[Records from a data collection]
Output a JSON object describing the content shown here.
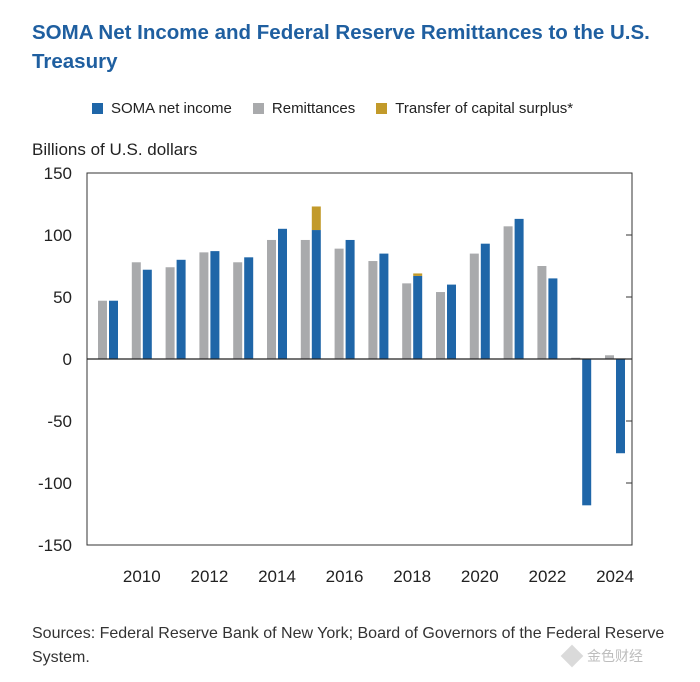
{
  "title": "SOMA Net Income and Federal Reserve Remittances to the U.S. Treasury",
  "source": "Sources: Federal Reserve Bank of New York; Board of Governors of the Federal Reserve System.",
  "watermark": {
    "text": "金色财经"
  },
  "colors": {
    "soma": "#1f66a8",
    "remit": "#a9aaac",
    "transfer": "#c29a2a",
    "title": "#1f5fa0"
  },
  "chart_data": {
    "type": "bar",
    "title": "SOMA Net Income and Federal Reserve Remittances to the U.S. Treasury",
    "ylabel": "Billions of U.S. dollars",
    "xlabel": "",
    "ylim": [
      -150,
      150
    ],
    "yticks": [
      150,
      100,
      50,
      0,
      -50,
      -100,
      -150
    ],
    "ytick_labels": [
      "150",
      "100",
      "50",
      "0",
      "-50",
      "-100",
      "-150"
    ],
    "legend_position": "top",
    "grid": false,
    "categories": [
      "2009",
      "2010",
      "2011",
      "2012",
      "2013",
      "2014",
      "2015",
      "2016",
      "2017",
      "2018",
      "2019",
      "2020",
      "2021",
      "2022",
      "2023",
      "2024"
    ],
    "xtick_labels": [
      "2010",
      "2012",
      "2014",
      "2016",
      "2018",
      "2020",
      "2022",
      "2024"
    ],
    "series": [
      {
        "name": "SOMA net income",
        "key": "soma",
        "values": [
          47,
          72,
          80,
          87,
          82,
          105,
          104,
          96,
          85,
          67,
          60,
          93,
          113,
          65,
          -118,
          -76
        ]
      },
      {
        "name": "Remittances",
        "key": "remit",
        "values": [
          47,
          78,
          74,
          86,
          78,
          96,
          96,
          89,
          79,
          61,
          54,
          85,
          107,
          75,
          1,
          3
        ]
      },
      {
        "name": "Transfer of capital surplus*",
        "key": "transfer",
        "values": [
          0,
          0,
          0,
          0,
          0,
          0,
          19,
          0,
          0,
          2,
          0,
          0,
          0,
          0,
          0,
          0
        ]
      }
    ]
  }
}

● REQUIREMENTS: Using the listing above, show each line holding the string "name".

● FINAL RESULT:
        "name": "SOMA net income",
        "name": "Remittances",
        "name": "Transfer of capital surplus*",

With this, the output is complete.